╭─ Recorded data

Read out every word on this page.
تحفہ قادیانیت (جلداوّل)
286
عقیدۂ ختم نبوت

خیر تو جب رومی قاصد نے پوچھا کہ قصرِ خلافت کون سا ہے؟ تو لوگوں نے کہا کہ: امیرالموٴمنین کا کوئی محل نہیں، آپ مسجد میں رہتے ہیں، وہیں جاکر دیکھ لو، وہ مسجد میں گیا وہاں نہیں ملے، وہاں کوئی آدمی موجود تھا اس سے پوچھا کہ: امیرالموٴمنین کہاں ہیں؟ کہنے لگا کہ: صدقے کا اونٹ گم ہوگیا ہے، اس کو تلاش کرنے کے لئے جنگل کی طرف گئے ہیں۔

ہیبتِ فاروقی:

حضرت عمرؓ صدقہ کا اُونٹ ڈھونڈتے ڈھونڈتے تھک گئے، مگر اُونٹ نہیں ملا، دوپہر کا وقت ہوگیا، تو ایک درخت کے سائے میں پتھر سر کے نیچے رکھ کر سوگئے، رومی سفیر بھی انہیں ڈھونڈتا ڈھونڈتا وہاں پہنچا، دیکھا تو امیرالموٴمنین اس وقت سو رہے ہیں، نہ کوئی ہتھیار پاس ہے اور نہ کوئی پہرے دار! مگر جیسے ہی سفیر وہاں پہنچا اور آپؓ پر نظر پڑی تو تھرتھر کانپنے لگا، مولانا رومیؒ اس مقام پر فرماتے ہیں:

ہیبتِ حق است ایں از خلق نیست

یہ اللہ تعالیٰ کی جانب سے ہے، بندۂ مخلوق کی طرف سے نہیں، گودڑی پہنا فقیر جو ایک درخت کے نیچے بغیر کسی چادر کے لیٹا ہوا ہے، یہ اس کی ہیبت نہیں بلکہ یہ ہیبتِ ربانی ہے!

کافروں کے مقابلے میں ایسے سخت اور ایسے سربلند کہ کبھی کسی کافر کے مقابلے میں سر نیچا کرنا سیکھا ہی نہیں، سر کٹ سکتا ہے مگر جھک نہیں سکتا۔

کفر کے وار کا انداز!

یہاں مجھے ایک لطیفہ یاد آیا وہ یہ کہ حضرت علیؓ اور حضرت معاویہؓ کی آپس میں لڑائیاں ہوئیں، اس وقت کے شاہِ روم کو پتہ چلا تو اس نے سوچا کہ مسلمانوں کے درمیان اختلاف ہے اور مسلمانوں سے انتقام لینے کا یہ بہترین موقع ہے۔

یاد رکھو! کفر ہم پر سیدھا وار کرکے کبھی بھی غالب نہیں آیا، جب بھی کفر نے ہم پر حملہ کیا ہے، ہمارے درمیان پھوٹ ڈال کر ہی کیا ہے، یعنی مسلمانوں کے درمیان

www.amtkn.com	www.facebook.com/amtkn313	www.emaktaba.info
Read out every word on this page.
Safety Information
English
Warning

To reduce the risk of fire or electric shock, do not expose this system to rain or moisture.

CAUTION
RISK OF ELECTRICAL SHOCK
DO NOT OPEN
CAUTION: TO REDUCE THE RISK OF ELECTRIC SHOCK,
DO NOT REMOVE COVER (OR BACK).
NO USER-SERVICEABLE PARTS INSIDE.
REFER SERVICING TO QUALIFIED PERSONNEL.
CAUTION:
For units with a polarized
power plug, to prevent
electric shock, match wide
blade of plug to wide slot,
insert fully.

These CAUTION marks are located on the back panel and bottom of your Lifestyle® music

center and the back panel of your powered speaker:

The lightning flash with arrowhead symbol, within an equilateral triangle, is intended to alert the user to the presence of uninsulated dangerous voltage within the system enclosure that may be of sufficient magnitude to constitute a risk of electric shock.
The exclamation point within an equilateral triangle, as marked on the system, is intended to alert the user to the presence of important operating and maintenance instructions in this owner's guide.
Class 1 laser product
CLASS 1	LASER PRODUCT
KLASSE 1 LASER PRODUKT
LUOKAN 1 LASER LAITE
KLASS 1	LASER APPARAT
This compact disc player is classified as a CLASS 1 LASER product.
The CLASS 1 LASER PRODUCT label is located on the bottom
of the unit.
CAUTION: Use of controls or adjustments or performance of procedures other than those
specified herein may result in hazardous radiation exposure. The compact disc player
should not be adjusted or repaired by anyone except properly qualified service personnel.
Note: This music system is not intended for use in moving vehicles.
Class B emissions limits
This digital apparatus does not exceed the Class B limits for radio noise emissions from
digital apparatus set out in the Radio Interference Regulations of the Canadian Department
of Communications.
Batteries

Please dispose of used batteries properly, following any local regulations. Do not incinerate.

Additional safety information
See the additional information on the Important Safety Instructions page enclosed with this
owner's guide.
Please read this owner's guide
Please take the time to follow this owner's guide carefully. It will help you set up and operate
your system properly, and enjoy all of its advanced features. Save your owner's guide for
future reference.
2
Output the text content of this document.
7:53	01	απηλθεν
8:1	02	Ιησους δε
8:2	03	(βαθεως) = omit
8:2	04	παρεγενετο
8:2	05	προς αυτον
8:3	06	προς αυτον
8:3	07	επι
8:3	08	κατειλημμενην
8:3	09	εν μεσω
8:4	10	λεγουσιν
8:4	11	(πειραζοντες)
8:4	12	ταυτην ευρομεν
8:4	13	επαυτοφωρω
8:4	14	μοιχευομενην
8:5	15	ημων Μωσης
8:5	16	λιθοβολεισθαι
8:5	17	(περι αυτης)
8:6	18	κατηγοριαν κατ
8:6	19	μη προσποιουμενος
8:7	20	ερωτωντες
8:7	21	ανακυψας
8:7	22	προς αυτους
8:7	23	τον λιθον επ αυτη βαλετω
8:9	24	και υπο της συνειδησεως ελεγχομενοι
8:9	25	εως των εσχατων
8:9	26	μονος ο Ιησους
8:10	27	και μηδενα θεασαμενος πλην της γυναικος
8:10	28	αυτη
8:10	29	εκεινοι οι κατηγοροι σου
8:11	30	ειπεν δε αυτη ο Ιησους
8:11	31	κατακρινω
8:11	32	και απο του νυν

╰─

◆ **Exercise brief**
From the first line to the last, retype the data exactly.

◆ **Written solution**
Read out every word on this page.
تحفہ قادیانیت (جلداوّل)
286
عقیدۂ ختم نبوت

خیر تو جب رومی قاصد نے پوچھا کہ قصرِ خلافت کون سا ہے؟ تو لوگوں نے کہا کہ: امیرالموٴمنین کا کوئی محل نہیں، آپ مسجد میں رہتے ہیں، وہیں جاکر دیکھ لو، وہ مسجد میں گیا وہاں نہیں ملے، وہاں کوئی آدمی موجود تھا اس سے پوچھا کہ: امیرالموٴمنین کہاں ہیں؟ کہنے لگا کہ: صدقے کا اونٹ گم ہوگیا ہے، اس کو تلاش کرنے کے لئے جنگل کی طرف گئے ہیں۔

ہیبتِ فاروقی:

حضرت عمرؓ صدقہ کا اُونٹ ڈھونڈتے ڈھونڈتے تھک گئے، مگر اُونٹ نہیں ملا، دوپہر کا وقت ہوگیا، تو ایک درخت کے سائے میں پتھر سر کے نیچے رکھ کر سوگئے، رومی سفیر بھی انہیں ڈھونڈتا ڈھونڈتا وہاں پہنچا، دیکھا تو امیرالموٴمنین اس وقت سو رہے ہیں، نہ کوئی ہتھیار پاس ہے اور نہ کوئی پہرے دار! مگر جیسے ہی سفیر وہاں پہنچا اور آپؓ پر نظر پڑی تو تھرتھر کانپنے لگا، مولانا رومیؒ اس مقام پر فرماتے ہیں:

ہیبتِ حق است ایں از خلق نیست

یہ اللہ تعالیٰ کی جانب سے ہے، بندۂ مخلوق کی طرف سے نہیں، گودڑی پہنا فقیر جو ایک درخت کے نیچے بغیر کسی چادر کے لیٹا ہوا ہے، یہ اس کی ہیبت نہیں بلکہ یہ ہیبتِ ربانی ہے!

کافروں کے مقابلے میں ایسے سخت اور ایسے سربلند کہ کبھی کسی کافر کے مقابلے میں سر نیچا کرنا سیکھا ہی نہیں، سر کٹ سکتا ہے مگر جھک نہیں سکتا۔

کفر کے وار کا انداز!

یہاں مجھے ایک لطیفہ یاد آیا وہ یہ کہ حضرت علیؓ اور حضرت معاویہؓ کی آپس میں لڑائیاں ہوئیں، اس وقت کے شاہِ روم کو پتہ چلا تو اس نے سوچا کہ مسلمانوں کے درمیان اختلاف ہے اور مسلمانوں سے انتقام لینے کا یہ بہترین موقع ہے۔

یاد رکھو! کفر ہم پر سیدھا وار کرکے کبھی بھی غالب نہیں آیا، جب بھی کفر نے ہم پر حملہ کیا ہے، ہمارے درمیان پھوٹ ڈال کر ہی کیا ہے، یعنی مسلمانوں کے درمیان

www.amtkn.com	www.facebook.com/amtkn313	www.emaktaba.info
Read out every word on this page.
Safety Information
English
Warning

To reduce the risk of fire or electric shock, do not expose this system to rain or moisture.

CAUTION
RISK OF ELECTRICAL SHOCK
DO NOT OPEN
CAUTION: TO REDUCE THE RISK OF ELECTRIC SHOCK,
DO NOT REMOVE COVER (OR BACK).
NO USER-SERVICEABLE PARTS INSIDE.
REFER SERVICING TO QUALIFIED PERSONNEL.
CAUTION:
For units with a polarized
power plug, to prevent
electric shock, match wide
blade of plug to wide slot,
insert fully.

These CAUTION marks are located on the back panel and bottom of your Lifestyle® music

center and the back panel of your powered speaker:

The lightning flash with arrowhead symbol, within an equilateral triangle, is intended to alert the user to the presence of uninsulated dangerous voltage within the system enclosure that may be of sufficient magnitude to constitute a risk of electric shock.
The exclamation point within an equilateral triangle, as marked on the system, is intended to alert the user to the presence of important operating and maintenance instructions in this owner's guide.
Class 1 laser product
CLASS 1	LASER PRODUCT
KLASSE 1 LASER PRODUKT
LUOKAN 1 LASER LAITE
KLASS 1	LASER APPARAT
This compact disc player is classified as a CLASS 1 LASER product.
The CLASS 1 LASER PRODUCT label is located on the bottom
of the unit.
CAUTION: Use of controls or adjustments or performance of procedures other than those
specified herein may result in hazardous radiation exposure. The compact disc player
should not be adjusted or repaired by anyone except properly qualified service personnel.
Note: This music system is not intended for use in moving vehicles.
Class B emissions limits
This digital apparatus does not exceed the Class B limits for radio noise emissions from
digital apparatus set out in the Radio Interference Regulations of the Canadian Department
of Communications.
Batteries

Please dispose of used batteries properly, following any local regulations. Do not incinerate.

Additional safety information
See the additional information on the Important Safety Instructions page enclosed with this
owner's guide.
Please read this owner's guide
Please take the time to follow this owner's guide carefully. It will help you set up and operate
your system properly, and enjoy all of its advanced features. Save your owner's guide for
future reference.
2
Output the text content of this document.
7:53	01	απηλθεν
8:1	02	Ιησους δε
8:2	03	(βαθεως) = omit
8:2	04	παρεγενετο
8:2	05	προς αυτον
8:3	06	προς αυτον
8:3	07	επι
8:3	08	κατειλημμενην
8:3	09	εν μεσω
8:4	10	λεγουσιν
8:4	11	(πειραζοντες)
8:4	12	ταυτην ευρομεν
8:4	13	επαυτοφωρω
8:4	14	μοιχευομενην
8:5	15	ημων Μωσης
8:5	16	λιθοβολεισθαι
8:5	17	(περι αυτης)
8:6	18	κατηγοριαν κατ
8:6	19	μη προσποιουμενος
8:7	20	ερωτωντες
8:7	21	ανακυψας
8:7	22	προς αυτους
8:7	23	τον λιθον επ αυτη βαλετω
8:9	24	και υπο της συνειδησεως ελεγχομενοι
8:9	25	εως των εσχατων
8:9	26	μονος ο Ιησους
8:10	27	και μηδενα θεασαμενος πλην της γυναικος
8:10	28	αυτη
8:10	29	εκεινοι οι κατηγοροι σου
8:11	30	ειπεν δε αυτη ο Ιησους
8:11	31	κατακρινω
8:11	32	και απο του νυν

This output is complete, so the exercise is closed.